Records shown ::
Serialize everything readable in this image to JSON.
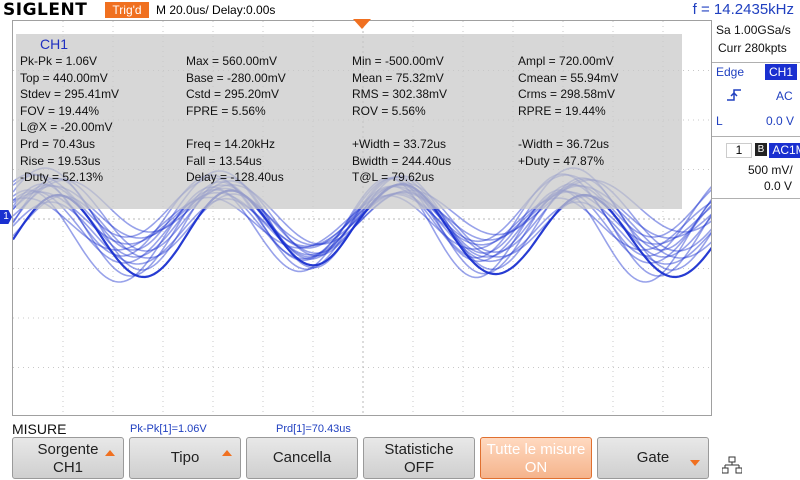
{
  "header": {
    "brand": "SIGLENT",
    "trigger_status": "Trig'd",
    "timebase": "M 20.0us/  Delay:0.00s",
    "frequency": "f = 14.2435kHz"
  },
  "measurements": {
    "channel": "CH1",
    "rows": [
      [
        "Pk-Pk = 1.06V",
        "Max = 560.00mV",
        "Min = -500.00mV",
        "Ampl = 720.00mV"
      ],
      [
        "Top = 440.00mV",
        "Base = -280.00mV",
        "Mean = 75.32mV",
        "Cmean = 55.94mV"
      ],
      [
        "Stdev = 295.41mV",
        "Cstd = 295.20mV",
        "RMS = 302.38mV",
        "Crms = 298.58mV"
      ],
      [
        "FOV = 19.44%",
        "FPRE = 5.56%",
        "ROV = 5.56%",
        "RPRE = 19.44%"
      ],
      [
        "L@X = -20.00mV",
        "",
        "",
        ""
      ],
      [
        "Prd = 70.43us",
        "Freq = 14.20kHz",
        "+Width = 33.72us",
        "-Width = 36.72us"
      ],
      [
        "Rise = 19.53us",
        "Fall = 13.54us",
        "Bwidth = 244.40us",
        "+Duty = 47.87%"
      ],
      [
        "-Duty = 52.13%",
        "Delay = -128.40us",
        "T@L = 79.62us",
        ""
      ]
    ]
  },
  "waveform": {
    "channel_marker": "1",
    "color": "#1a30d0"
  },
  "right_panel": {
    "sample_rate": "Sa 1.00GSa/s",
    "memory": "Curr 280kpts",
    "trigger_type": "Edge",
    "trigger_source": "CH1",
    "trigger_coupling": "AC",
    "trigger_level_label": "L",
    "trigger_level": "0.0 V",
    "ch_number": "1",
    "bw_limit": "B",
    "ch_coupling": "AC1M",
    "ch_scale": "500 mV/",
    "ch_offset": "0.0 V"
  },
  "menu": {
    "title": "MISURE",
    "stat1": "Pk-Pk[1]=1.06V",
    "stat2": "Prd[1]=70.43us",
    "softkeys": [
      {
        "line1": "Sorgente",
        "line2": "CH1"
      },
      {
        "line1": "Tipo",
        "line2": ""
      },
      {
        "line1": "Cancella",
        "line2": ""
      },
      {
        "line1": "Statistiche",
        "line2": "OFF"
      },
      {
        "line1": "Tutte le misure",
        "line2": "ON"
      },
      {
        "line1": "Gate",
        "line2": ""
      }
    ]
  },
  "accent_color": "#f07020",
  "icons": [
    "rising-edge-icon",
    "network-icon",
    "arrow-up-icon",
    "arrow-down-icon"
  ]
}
...
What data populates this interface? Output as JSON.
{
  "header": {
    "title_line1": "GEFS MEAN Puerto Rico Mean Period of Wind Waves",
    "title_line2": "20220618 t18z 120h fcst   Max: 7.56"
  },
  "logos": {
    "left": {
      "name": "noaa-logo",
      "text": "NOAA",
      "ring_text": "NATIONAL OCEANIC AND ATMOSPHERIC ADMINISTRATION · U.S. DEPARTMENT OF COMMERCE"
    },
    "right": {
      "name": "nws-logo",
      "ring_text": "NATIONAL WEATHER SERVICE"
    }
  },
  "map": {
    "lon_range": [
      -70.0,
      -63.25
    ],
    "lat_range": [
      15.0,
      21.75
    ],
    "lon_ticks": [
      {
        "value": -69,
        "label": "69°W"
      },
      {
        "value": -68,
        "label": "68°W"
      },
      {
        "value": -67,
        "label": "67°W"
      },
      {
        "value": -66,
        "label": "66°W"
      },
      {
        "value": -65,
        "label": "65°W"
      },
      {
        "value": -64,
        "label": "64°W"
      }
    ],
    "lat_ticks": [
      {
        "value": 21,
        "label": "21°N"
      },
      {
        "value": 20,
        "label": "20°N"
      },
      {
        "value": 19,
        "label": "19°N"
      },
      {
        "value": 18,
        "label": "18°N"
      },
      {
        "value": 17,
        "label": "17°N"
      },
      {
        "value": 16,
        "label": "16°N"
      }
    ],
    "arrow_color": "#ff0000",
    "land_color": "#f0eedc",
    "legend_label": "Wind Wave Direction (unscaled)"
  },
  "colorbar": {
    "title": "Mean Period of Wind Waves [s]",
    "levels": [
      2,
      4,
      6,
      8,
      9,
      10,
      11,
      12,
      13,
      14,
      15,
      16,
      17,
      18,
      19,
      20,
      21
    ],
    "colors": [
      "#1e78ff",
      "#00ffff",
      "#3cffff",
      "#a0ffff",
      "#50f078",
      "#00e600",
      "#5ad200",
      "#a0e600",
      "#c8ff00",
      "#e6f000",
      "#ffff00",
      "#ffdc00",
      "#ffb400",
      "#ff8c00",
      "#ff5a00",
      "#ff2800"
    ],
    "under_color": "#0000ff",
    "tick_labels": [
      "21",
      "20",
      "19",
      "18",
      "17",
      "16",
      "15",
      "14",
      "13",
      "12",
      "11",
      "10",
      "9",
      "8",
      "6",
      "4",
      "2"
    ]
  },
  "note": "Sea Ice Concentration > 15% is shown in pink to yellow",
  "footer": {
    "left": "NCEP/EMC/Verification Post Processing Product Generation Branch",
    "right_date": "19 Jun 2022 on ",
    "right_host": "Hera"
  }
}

Short exercise :: Pull every line containing "left" from the material above.

Written response ::
    "left": {
    "left": "NCEP/EMC/Verification Post Processing Product Generation Branch",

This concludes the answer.